> EXCERPTED DATA:
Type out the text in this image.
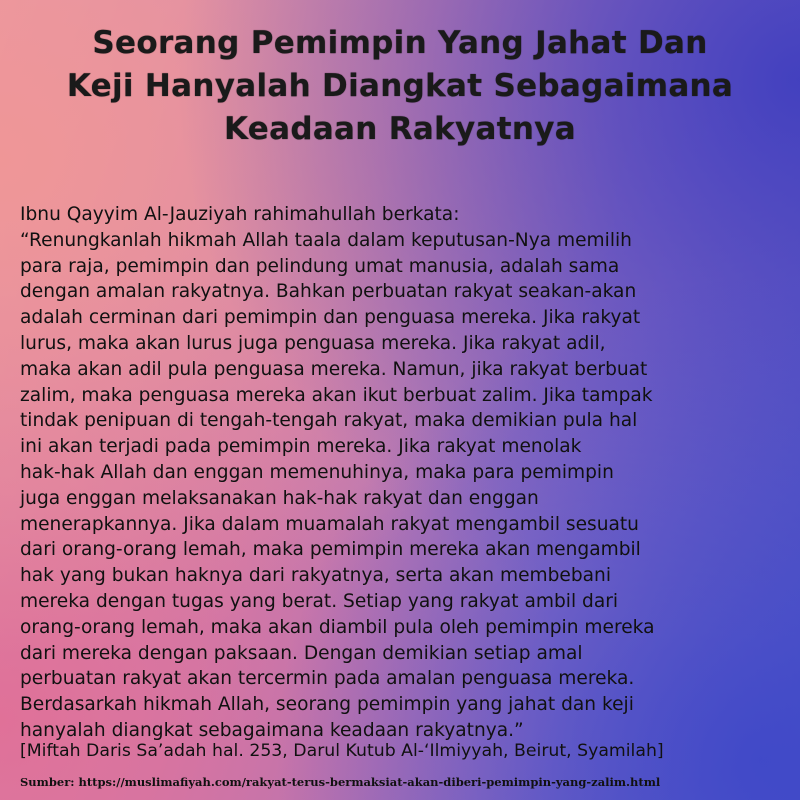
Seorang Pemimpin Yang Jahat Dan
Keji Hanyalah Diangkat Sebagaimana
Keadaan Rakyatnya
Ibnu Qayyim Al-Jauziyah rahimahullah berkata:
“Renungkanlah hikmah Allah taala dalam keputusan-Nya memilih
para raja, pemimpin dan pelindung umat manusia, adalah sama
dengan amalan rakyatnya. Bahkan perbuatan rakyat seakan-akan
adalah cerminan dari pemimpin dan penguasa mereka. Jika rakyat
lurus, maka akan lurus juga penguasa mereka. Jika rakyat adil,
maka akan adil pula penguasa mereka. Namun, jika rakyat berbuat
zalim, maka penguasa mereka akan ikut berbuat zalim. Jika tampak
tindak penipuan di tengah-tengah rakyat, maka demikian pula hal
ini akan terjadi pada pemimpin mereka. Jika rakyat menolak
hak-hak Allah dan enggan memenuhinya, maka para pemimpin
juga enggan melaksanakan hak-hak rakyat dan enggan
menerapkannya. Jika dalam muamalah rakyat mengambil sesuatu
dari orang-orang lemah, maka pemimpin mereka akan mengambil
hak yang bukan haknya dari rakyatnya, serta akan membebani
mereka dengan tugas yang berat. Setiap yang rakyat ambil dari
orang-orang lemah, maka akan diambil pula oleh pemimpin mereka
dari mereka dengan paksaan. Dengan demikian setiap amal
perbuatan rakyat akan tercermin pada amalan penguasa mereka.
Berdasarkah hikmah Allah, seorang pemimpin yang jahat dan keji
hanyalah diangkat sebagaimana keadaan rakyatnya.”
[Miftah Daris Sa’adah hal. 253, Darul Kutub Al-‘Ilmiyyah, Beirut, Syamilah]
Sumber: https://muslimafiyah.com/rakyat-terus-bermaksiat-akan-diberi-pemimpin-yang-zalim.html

==

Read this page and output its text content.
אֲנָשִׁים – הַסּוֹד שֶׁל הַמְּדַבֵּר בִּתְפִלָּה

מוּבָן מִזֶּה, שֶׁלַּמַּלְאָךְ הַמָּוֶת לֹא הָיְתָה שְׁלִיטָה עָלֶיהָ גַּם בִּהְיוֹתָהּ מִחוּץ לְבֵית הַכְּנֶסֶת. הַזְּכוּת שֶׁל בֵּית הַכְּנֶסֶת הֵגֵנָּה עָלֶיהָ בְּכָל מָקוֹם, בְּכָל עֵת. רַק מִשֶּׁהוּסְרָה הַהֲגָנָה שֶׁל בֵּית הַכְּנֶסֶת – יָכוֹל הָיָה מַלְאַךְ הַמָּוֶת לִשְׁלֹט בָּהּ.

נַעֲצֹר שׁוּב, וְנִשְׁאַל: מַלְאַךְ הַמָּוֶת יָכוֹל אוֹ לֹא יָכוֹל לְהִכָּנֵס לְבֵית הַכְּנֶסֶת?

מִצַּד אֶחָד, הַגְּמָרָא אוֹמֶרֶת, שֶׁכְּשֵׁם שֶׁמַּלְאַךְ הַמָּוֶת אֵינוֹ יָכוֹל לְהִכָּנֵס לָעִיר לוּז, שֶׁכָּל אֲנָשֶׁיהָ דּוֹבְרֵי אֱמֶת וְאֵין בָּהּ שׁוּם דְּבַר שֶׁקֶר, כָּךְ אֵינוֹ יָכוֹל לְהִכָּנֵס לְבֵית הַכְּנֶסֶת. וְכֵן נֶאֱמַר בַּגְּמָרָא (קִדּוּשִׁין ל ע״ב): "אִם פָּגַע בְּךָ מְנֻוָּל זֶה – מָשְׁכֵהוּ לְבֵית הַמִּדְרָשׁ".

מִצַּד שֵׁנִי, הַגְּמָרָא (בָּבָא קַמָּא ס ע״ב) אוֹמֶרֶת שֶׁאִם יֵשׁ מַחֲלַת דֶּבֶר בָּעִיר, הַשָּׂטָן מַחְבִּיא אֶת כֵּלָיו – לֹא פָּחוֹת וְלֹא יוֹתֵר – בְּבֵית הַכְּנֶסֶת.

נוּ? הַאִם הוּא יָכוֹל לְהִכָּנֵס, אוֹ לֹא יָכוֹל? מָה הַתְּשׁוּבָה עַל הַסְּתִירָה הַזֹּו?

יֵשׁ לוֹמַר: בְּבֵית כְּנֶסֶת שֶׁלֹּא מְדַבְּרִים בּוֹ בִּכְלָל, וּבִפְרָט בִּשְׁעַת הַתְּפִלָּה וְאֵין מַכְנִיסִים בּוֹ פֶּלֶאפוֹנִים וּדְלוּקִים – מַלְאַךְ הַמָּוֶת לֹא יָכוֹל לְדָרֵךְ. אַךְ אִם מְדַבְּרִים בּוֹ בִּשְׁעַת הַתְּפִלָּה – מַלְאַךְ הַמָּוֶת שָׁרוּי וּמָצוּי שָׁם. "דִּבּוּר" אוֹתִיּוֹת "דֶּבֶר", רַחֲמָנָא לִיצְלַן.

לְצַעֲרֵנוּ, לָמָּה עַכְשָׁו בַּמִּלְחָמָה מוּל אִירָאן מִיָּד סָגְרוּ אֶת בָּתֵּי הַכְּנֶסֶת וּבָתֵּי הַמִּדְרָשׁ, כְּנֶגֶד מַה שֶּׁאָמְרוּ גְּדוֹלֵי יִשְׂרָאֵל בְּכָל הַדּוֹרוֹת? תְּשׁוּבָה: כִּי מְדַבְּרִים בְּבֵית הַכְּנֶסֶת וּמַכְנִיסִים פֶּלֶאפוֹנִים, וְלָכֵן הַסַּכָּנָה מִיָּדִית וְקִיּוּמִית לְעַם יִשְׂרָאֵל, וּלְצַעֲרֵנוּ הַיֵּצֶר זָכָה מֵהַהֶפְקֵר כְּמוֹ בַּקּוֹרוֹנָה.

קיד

...

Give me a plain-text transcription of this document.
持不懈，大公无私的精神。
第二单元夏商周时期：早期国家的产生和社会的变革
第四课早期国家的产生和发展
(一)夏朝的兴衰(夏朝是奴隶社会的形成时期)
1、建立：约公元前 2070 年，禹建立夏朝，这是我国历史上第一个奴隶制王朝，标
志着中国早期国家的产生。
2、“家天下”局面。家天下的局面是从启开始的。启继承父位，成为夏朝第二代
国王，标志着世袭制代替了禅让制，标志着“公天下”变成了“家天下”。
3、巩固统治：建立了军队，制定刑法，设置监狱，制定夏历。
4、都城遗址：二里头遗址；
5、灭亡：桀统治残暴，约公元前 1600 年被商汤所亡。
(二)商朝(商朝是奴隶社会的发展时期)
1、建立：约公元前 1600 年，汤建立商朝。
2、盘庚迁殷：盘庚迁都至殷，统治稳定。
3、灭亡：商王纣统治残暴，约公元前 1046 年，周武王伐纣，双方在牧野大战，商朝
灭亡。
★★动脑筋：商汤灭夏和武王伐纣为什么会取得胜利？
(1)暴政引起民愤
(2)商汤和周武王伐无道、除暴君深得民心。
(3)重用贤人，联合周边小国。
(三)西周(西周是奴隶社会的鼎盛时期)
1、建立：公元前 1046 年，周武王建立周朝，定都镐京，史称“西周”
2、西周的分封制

> DESCRIPTION OF THE TASK: Output nothing but the number of lines in the data containing the string "lemah".

> FINISHED EXERCISE: 2